**What is required**.
Would it be possible to write out each entry below exactly, without the pictures?
# # # # # # #
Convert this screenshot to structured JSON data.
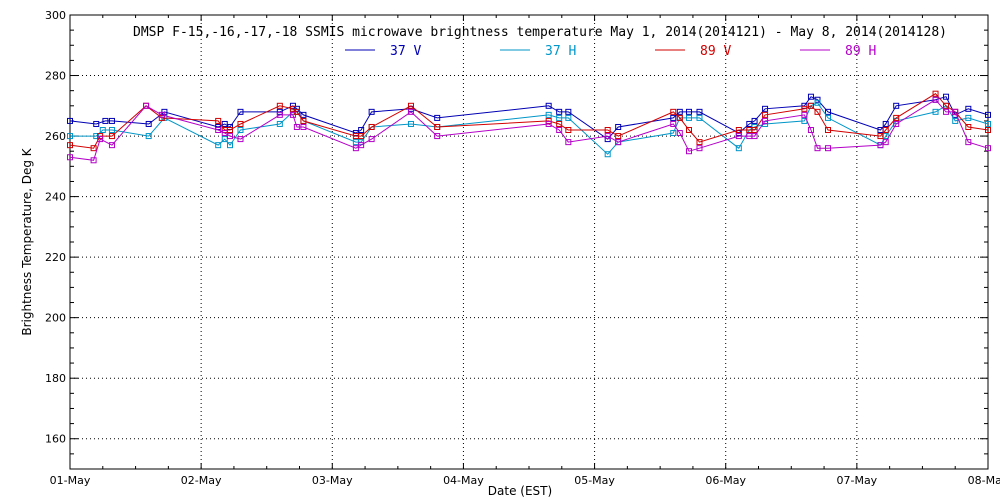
{
  "chart_data": {
    "type": "line",
    "title": "DMSP F-15,-16,-17,-18 SSMIS microwave brightness temperature May  1, 2014(2014121) - May  8, 2014(2014128)",
    "xlabel": "Date (EST)",
    "ylabel": "Brightness Temperature, Deg K",
    "xlim": [
      0,
      7
    ],
    "ylim": [
      150,
      300
    ],
    "xticks": [
      {
        "x": 0,
        "label": "01-May"
      },
      {
        "x": 1,
        "label": "02-May"
      },
      {
        "x": 2,
        "label": "03-May"
      },
      {
        "x": 3,
        "label": "04-May"
      },
      {
        "x": 4,
        "label": "05-May"
      },
      {
        "x": 5,
        "label": "06-May"
      },
      {
        "x": 6,
        "label": "07-May"
      },
      {
        "x": 7,
        "label": "08-May"
      }
    ],
    "yticks": [
      160,
      180,
      200,
      220,
      240,
      260,
      280,
      300
    ],
    "grid": true,
    "legend_position": "top-center",
    "series": [
      {
        "name": "37 V",
        "color": "#0000b4",
        "points": [
          [
            0.0,
            265
          ],
          [
            0.2,
            264
          ],
          [
            0.27,
            265
          ],
          [
            0.32,
            265
          ],
          [
            0.6,
            264
          ],
          [
            0.72,
            268
          ],
          [
            1.13,
            263
          ],
          [
            1.18,
            264
          ],
          [
            1.22,
            263
          ],
          [
            1.3,
            268
          ],
          [
            1.6,
            268
          ],
          [
            1.7,
            270
          ],
          [
            1.73,
            269
          ],
          [
            1.78,
            267
          ],
          [
            2.18,
            261
          ],
          [
            2.22,
            262
          ],
          [
            2.3,
            268
          ],
          [
            2.6,
            269
          ],
          [
            2.8,
            266
          ],
          [
            3.65,
            270
          ],
          [
            3.73,
            268
          ],
          [
            3.8,
            268
          ],
          [
            4.1,
            259
          ],
          [
            4.18,
            263
          ],
          [
            4.6,
            266
          ],
          [
            4.65,
            268
          ],
          [
            4.72,
            268
          ],
          [
            4.8,
            268
          ],
          [
            5.1,
            261
          ],
          [
            5.18,
            264
          ],
          [
            5.22,
            265
          ],
          [
            5.3,
            269
          ],
          [
            5.6,
            270
          ],
          [
            5.65,
            273
          ],
          [
            5.7,
            272
          ],
          [
            5.78,
            268
          ],
          [
            6.18,
            262
          ],
          [
            6.22,
            264
          ],
          [
            6.3,
            270
          ],
          [
            6.6,
            272
          ],
          [
            6.68,
            273
          ],
          [
            6.75,
            267
          ],
          [
            6.85,
            269
          ],
          [
            7.0,
            267
          ]
        ]
      },
      {
        "name": "37 H",
        "color": "#0096c8",
        "points": [
          [
            0.0,
            260
          ],
          [
            0.2,
            260
          ],
          [
            0.25,
            262
          ],
          [
            0.32,
            262
          ],
          [
            0.6,
            260
          ],
          [
            0.72,
            266
          ],
          [
            1.13,
            257
          ],
          [
            1.18,
            259
          ],
          [
            1.22,
            257
          ],
          [
            1.3,
            262
          ],
          [
            1.6,
            264
          ],
          [
            1.7,
            268
          ],
          [
            1.73,
            268
          ],
          [
            1.78,
            265
          ],
          [
            2.18,
            258
          ],
          [
            2.22,
            258
          ],
          [
            2.3,
            263
          ],
          [
            2.6,
            264
          ],
          [
            2.8,
            263
          ],
          [
            3.65,
            267
          ],
          [
            3.73,
            266
          ],
          [
            3.8,
            266
          ],
          [
            4.1,
            254
          ],
          [
            4.18,
            258
          ],
          [
            4.6,
            261
          ],
          [
            4.65,
            266
          ],
          [
            4.72,
            266
          ],
          [
            4.8,
            266
          ],
          [
            5.1,
            256
          ],
          [
            5.18,
            262
          ],
          [
            5.22,
            263
          ],
          [
            5.3,
            264
          ],
          [
            5.6,
            265
          ],
          [
            5.65,
            270
          ],
          [
            5.7,
            271
          ],
          [
            5.78,
            266
          ],
          [
            6.18,
            257
          ],
          [
            6.22,
            260
          ],
          [
            6.3,
            265
          ],
          [
            6.6,
            268
          ],
          [
            6.68,
            270
          ],
          [
            6.75,
            265
          ],
          [
            6.85,
            266
          ],
          [
            7.0,
            264
          ]
        ]
      },
      {
        "name": "89 V",
        "color": "#d20000",
        "points": [
          [
            0.0,
            257
          ],
          [
            0.18,
            256
          ],
          [
            0.23,
            260
          ],
          [
            0.32,
            260
          ],
          [
            0.58,
            270
          ],
          [
            0.7,
            266
          ],
          [
            1.13,
            265
          ],
          [
            1.18,
            262
          ],
          [
            1.22,
            262
          ],
          [
            1.3,
            264
          ],
          [
            1.6,
            270
          ],
          [
            1.7,
            269
          ],
          [
            1.73,
            268
          ],
          [
            1.78,
            265
          ],
          [
            2.18,
            260
          ],
          [
            2.22,
            260
          ],
          [
            2.3,
            263
          ],
          [
            2.6,
            270
          ],
          [
            2.8,
            263
          ],
          [
            3.65,
            265
          ],
          [
            3.73,
            264
          ],
          [
            3.8,
            262
          ],
          [
            4.1,
            262
          ],
          [
            4.18,
            260
          ],
          [
            4.6,
            268
          ],
          [
            4.65,
            266
          ],
          [
            4.72,
            262
          ],
          [
            4.8,
            258
          ],
          [
            5.1,
            262
          ],
          [
            5.18,
            262
          ],
          [
            5.22,
            262
          ],
          [
            5.3,
            267
          ],
          [
            5.6,
            269
          ],
          [
            5.65,
            270
          ],
          [
            5.7,
            268
          ],
          [
            5.78,
            262
          ],
          [
            6.18,
            260
          ],
          [
            6.22,
            262
          ],
          [
            6.3,
            266
          ],
          [
            6.6,
            274
          ],
          [
            6.68,
            270
          ],
          [
            6.75,
            268
          ],
          [
            6.85,
            263
          ],
          [
            7.0,
            262
          ]
        ]
      },
      {
        "name": "89 H",
        "color": "#b400c8",
        "points": [
          [
            0.0,
            253
          ],
          [
            0.18,
            252
          ],
          [
            0.23,
            259
          ],
          [
            0.32,
            257
          ],
          [
            0.58,
            270
          ],
          [
            0.7,
            267
          ],
          [
            1.13,
            262
          ],
          [
            1.18,
            261
          ],
          [
            1.22,
            260
          ],
          [
            1.3,
            259
          ],
          [
            1.6,
            267
          ],
          [
            1.7,
            267
          ],
          [
            1.73,
            263
          ],
          [
            1.78,
            263
          ],
          [
            2.18,
            256
          ],
          [
            2.22,
            257
          ],
          [
            2.3,
            259
          ],
          [
            2.6,
            268
          ],
          [
            2.8,
            260
          ],
          [
            3.65,
            264
          ],
          [
            3.73,
            262
          ],
          [
            3.8,
            258
          ],
          [
            4.1,
            260
          ],
          [
            4.18,
            258
          ],
          [
            4.6,
            264
          ],
          [
            4.65,
            261
          ],
          [
            4.72,
            255
          ],
          [
            4.8,
            256
          ],
          [
            5.1,
            260
          ],
          [
            5.18,
            260
          ],
          [
            5.22,
            260
          ],
          [
            5.3,
            265
          ],
          [
            5.6,
            267
          ],
          [
            5.65,
            262
          ],
          [
            5.7,
            256
          ],
          [
            5.78,
            256
          ],
          [
            6.18,
            257
          ],
          [
            6.22,
            258
          ],
          [
            6.3,
            264
          ],
          [
            6.6,
            272
          ],
          [
            6.68,
            268
          ],
          [
            6.75,
            268
          ],
          [
            6.85,
            258
          ],
          [
            7.0,
            256
          ]
        ]
      }
    ]
  }
}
# # # # # # #
**Answer to this exercise**.
Convert this screenshot to structured JSON data.
{
  "chart_data": {
    "type": "line",
    "title": "DMSP F-15,-16,-17,-18 SSMIS microwave brightness temperature May  1, 2014(2014121) - May  8, 2014(2014128)",
    "xlabel": "Date (EST)",
    "ylabel": "Brightness Temperature, Deg K",
    "xlim": [
      0,
      7
    ],
    "ylim": [
      150,
      300
    ],
    "xticks": [
      {
        "x": 0,
        "label": "01-May"
      },
      {
        "x": 1,
        "label": "02-May"
      },
      {
        "x": 2,
        "label": "03-May"
      },
      {
        "x": 3,
        "label": "04-May"
      },
      {
        "x": 4,
        "label": "05-May"
      },
      {
        "x": 5,
        "label": "06-May"
      },
      {
        "x": 6,
        "label": "07-May"
      },
      {
        "x": 7,
        "label": "08-May"
      }
    ],
    "yticks": [
      160,
      180,
      200,
      220,
      240,
      260,
      280,
      300
    ],
    "grid": true,
    "legend_position": "top-center",
    "series": [
      {
        "name": "37 V",
        "color": "#0000b4",
        "points": [
          [
            0.0,
            265
          ],
          [
            0.2,
            264
          ],
          [
            0.27,
            265
          ],
          [
            0.32,
            265
          ],
          [
            0.6,
            264
          ],
          [
            0.72,
            268
          ],
          [
            1.13,
            263
          ],
          [
            1.18,
            264
          ],
          [
            1.22,
            263
          ],
          [
            1.3,
            268
          ],
          [
            1.6,
            268
          ],
          [
            1.7,
            270
          ],
          [
            1.73,
            269
          ],
          [
            1.78,
            267
          ],
          [
            2.18,
            261
          ],
          [
            2.22,
            262
          ],
          [
            2.3,
            268
          ],
          [
            2.6,
            269
          ],
          [
            2.8,
            266
          ],
          [
            3.65,
            270
          ],
          [
            3.73,
            268
          ],
          [
            3.8,
            268
          ],
          [
            4.1,
            259
          ],
          [
            4.18,
            263
          ],
          [
            4.6,
            266
          ],
          [
            4.65,
            268
          ],
          [
            4.72,
            268
          ],
          [
            4.8,
            268
          ],
          [
            5.1,
            261
          ],
          [
            5.18,
            264
          ],
          [
            5.22,
            265
          ],
          [
            5.3,
            269
          ],
          [
            5.6,
            270
          ],
          [
            5.65,
            273
          ],
          [
            5.7,
            272
          ],
          [
            5.78,
            268
          ],
          [
            6.18,
            262
          ],
          [
            6.22,
            264
          ],
          [
            6.3,
            270
          ],
          [
            6.6,
            272
          ],
          [
            6.68,
            273
          ],
          [
            6.75,
            267
          ],
          [
            6.85,
            269
          ],
          [
            7.0,
            267
          ]
        ]
      },
      {
        "name": "37 H",
        "color": "#0096c8",
        "points": [
          [
            0.0,
            260
          ],
          [
            0.2,
            260
          ],
          [
            0.25,
            262
          ],
          [
            0.32,
            262
          ],
          [
            0.6,
            260
          ],
          [
            0.72,
            266
          ],
          [
            1.13,
            257
          ],
          [
            1.18,
            259
          ],
          [
            1.22,
            257
          ],
          [
            1.3,
            262
          ],
          [
            1.6,
            264
          ],
          [
            1.7,
            268
          ],
          [
            1.73,
            268
          ],
          [
            1.78,
            265
          ],
          [
            2.18,
            258
          ],
          [
            2.22,
            258
          ],
          [
            2.3,
            263
          ],
          [
            2.6,
            264
          ],
          [
            2.8,
            263
          ],
          [
            3.65,
            267
          ],
          [
            3.73,
            266
          ],
          [
            3.8,
            266
          ],
          [
            4.1,
            254
          ],
          [
            4.18,
            258
          ],
          [
            4.6,
            261
          ],
          [
            4.65,
            266
          ],
          [
            4.72,
            266
          ],
          [
            4.8,
            266
          ],
          [
            5.1,
            256
          ],
          [
            5.18,
            262
          ],
          [
            5.22,
            263
          ],
          [
            5.3,
            264
          ],
          [
            5.6,
            265
          ],
          [
            5.65,
            270
          ],
          [
            5.7,
            271
          ],
          [
            5.78,
            266
          ],
          [
            6.18,
            257
          ],
          [
            6.22,
            260
          ],
          [
            6.3,
            265
          ],
          [
            6.6,
            268
          ],
          [
            6.68,
            270
          ],
          [
            6.75,
            265
          ],
          [
            6.85,
            266
          ],
          [
            7.0,
            264
          ]
        ]
      },
      {
        "name": "89 V",
        "color": "#d20000",
        "points": [
          [
            0.0,
            257
          ],
          [
            0.18,
            256
          ],
          [
            0.23,
            260
          ],
          [
            0.32,
            260
          ],
          [
            0.58,
            270
          ],
          [
            0.7,
            266
          ],
          [
            1.13,
            265
          ],
          [
            1.18,
            262
          ],
          [
            1.22,
            262
          ],
          [
            1.3,
            264
          ],
          [
            1.6,
            270
          ],
          [
            1.7,
            269
          ],
          [
            1.73,
            268
          ],
          [
            1.78,
            265
          ],
          [
            2.18,
            260
          ],
          [
            2.22,
            260
          ],
          [
            2.3,
            263
          ],
          [
            2.6,
            270
          ],
          [
            2.8,
            263
          ],
          [
            3.65,
            265
          ],
          [
            3.73,
            264
          ],
          [
            3.8,
            262
          ],
          [
            4.1,
            262
          ],
          [
            4.18,
            260
          ],
          [
            4.6,
            268
          ],
          [
            4.65,
            266
          ],
          [
            4.72,
            262
          ],
          [
            4.8,
            258
          ],
          [
            5.1,
            262
          ],
          [
            5.18,
            262
          ],
          [
            5.22,
            262
          ],
          [
            5.3,
            267
          ],
          [
            5.6,
            269
          ],
          [
            5.65,
            270
          ],
          [
            5.7,
            268
          ],
          [
            5.78,
            262
          ],
          [
            6.18,
            260
          ],
          [
            6.22,
            262
          ],
          [
            6.3,
            266
          ],
          [
            6.6,
            274
          ],
          [
            6.68,
            270
          ],
          [
            6.75,
            268
          ],
          [
            6.85,
            263
          ],
          [
            7.0,
            262
          ]
        ]
      },
      {
        "name": "89 H",
        "color": "#b400c8",
        "points": [
          [
            0.0,
            253
          ],
          [
            0.18,
            252
          ],
          [
            0.23,
            259
          ],
          [
            0.32,
            257
          ],
          [
            0.58,
            270
          ],
          [
            0.7,
            267
          ],
          [
            1.13,
            262
          ],
          [
            1.18,
            261
          ],
          [
            1.22,
            260
          ],
          [
            1.3,
            259
          ],
          [
            1.6,
            267
          ],
          [
            1.7,
            267
          ],
          [
            1.73,
            263
          ],
          [
            1.78,
            263
          ],
          [
            2.18,
            256
          ],
          [
            2.22,
            257
          ],
          [
            2.3,
            259
          ],
          [
            2.6,
            268
          ],
          [
            2.8,
            260
          ],
          [
            3.65,
            264
          ],
          [
            3.73,
            262
          ],
          [
            3.8,
            258
          ],
          [
            4.1,
            260
          ],
          [
            4.18,
            258
          ],
          [
            4.6,
            264
          ],
          [
            4.65,
            261
          ],
          [
            4.72,
            255
          ],
          [
            4.8,
            256
          ],
          [
            5.1,
            260
          ],
          [
            5.18,
            260
          ],
          [
            5.22,
            260
          ],
          [
            5.3,
            265
          ],
          [
            5.6,
            267
          ],
          [
            5.65,
            262
          ],
          [
            5.7,
            256
          ],
          [
            5.78,
            256
          ],
          [
            6.18,
            257
          ],
          [
            6.22,
            258
          ],
          [
            6.3,
            264
          ],
          [
            6.6,
            272
          ],
          [
            6.68,
            268
          ],
          [
            6.75,
            268
          ],
          [
            6.85,
            258
          ],
          [
            7.0,
            256
          ]
        ]
      }
    ]
  }
}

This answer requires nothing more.